• [Task description] What is the number of lines containing the word "Contains"? Give that number alone.

• [Material for this task]
--*--
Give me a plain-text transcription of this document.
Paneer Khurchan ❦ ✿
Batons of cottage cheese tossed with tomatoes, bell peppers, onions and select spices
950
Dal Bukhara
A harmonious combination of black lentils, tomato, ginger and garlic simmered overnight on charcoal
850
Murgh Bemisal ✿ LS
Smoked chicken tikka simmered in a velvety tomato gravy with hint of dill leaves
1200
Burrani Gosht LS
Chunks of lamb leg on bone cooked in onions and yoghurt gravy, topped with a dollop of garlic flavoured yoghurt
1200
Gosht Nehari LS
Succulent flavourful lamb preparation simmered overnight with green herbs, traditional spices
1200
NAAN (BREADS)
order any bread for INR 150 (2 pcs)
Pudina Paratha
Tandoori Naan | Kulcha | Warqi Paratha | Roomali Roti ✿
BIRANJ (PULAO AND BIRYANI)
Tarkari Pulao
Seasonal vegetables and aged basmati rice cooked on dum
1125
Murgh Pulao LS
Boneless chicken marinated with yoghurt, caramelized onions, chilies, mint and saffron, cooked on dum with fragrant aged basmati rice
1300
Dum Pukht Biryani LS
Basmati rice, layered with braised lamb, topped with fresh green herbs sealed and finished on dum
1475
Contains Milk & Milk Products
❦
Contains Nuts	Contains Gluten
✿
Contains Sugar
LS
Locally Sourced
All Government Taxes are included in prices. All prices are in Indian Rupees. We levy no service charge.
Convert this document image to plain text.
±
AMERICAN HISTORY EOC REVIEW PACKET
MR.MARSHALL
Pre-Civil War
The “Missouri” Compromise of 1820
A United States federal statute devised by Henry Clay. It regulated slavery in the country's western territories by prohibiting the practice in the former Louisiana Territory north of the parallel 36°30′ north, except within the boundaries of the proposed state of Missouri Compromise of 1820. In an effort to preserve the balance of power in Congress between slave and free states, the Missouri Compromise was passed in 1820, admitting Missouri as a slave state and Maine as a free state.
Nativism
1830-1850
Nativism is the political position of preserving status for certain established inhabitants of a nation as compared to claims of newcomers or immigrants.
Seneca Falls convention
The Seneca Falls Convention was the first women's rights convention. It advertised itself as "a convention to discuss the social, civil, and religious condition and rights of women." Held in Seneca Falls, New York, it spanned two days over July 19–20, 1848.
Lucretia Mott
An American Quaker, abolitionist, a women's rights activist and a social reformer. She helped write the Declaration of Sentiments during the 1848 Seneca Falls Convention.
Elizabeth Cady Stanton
--*--
• [Answer to this task] 3